Write the data below out exactly as it stands. Do not include the pictures.

## AVAILABLE DATA
◇ ◇ ◇ ◇ ◇
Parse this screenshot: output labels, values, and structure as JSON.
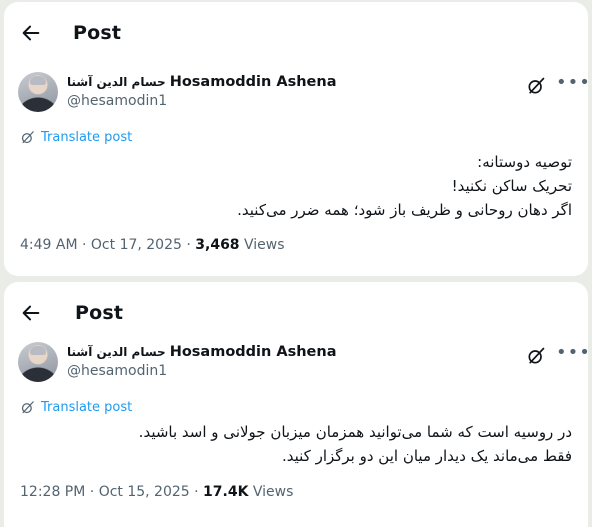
{
  "posts": [
    {
      "header_title": "Post",
      "author": {
        "name_fa": "حسام الدین آشنا",
        "name_en": "Hosamoddin Ashena",
        "handle": "@hesamodin1"
      },
      "translate_label": "Translate post",
      "text_lines": [
        "توصیه دوستانه:",
        "تحریک ساکن نکنید!",
        "اگر دهان روحانی و ظریف باز شود؛ همه ضرر می‌کنید."
      ],
      "time": "4:49 AM",
      "date": "Oct 17, 2025",
      "views_count": "3,468",
      "views_label": "Views"
    },
    {
      "header_title": "Post",
      "author": {
        "name_fa": "حسام الدین آشنا",
        "name_en": "Hosamoddin Ashena",
        "handle": "@hesamodin1"
      },
      "translate_label": "Translate post",
      "text_lines": [
        "در روسیه است که شما می‌توانید همزمان میزبان جولانی و اسد باشید.",
        "فقط می‌ماند یک دیدار میان این دو برگزار کنید."
      ],
      "time": "12:28 PM",
      "date": "Oct 15, 2025",
      "views_count": "17.4K",
      "views_label": "Views"
    }
  ],
  "icons": {
    "back": "arrow-left-icon",
    "grok": "grok-icon",
    "more": "more-horizontal-icon",
    "translate": "translate-icon"
  },
  "colors": {
    "accent": "#1d9bf0",
    "secondary_text": "#536471",
    "primary_text": "#0f1419"
  }
}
◇ ◇ ◇ ◇ ◇
## THE OUTPUT
Parse this screenshot: output labels, values, and structure as JSON.
{
  "posts": [
    {
      "header_title": "Post",
      "author": {
        "name_fa": "حسام الدین آشنا",
        "name_en": "Hosamoddin Ashena",
        "handle": "@hesamodin1"
      },
      "translate_label": "Translate post",
      "text_lines": [
        "توصیه دوستانه:",
        "تحریک ساکن نکنید!",
        "اگر دهان روحانی و ظریف باز شود؛ همه ضرر می‌کنید."
      ],
      "time": "4:49 AM",
      "date": "Oct 17, 2025",
      "views_count": "3,468",
      "views_label": "Views"
    },
    {
      "header_title": "Post",
      "author": {
        "name_fa": "حسام الدین آشنا",
        "name_en": "Hosamoddin Ashena",
        "handle": "@hesamodin1"
      },
      "translate_label": "Translate post",
      "text_lines": [
        "در روسیه است که شما می‌توانید همزمان میزبان جولانی و اسد باشید.",
        "فقط می‌ماند یک دیدار میان این دو برگزار کنید."
      ],
      "time": "12:28 PM",
      "date": "Oct 15, 2025",
      "views_count": "17.4K",
      "views_label": "Views"
    }
  ],
  "icons": {
    "back": "arrow-left-icon",
    "grok": "grok-icon",
    "more": "more-horizontal-icon",
    "translate": "translate-icon"
  },
  "colors": {
    "accent": "#1d9bf0",
    "secondary_text": "#536471",
    "primary_text": "#0f1419"
  }
}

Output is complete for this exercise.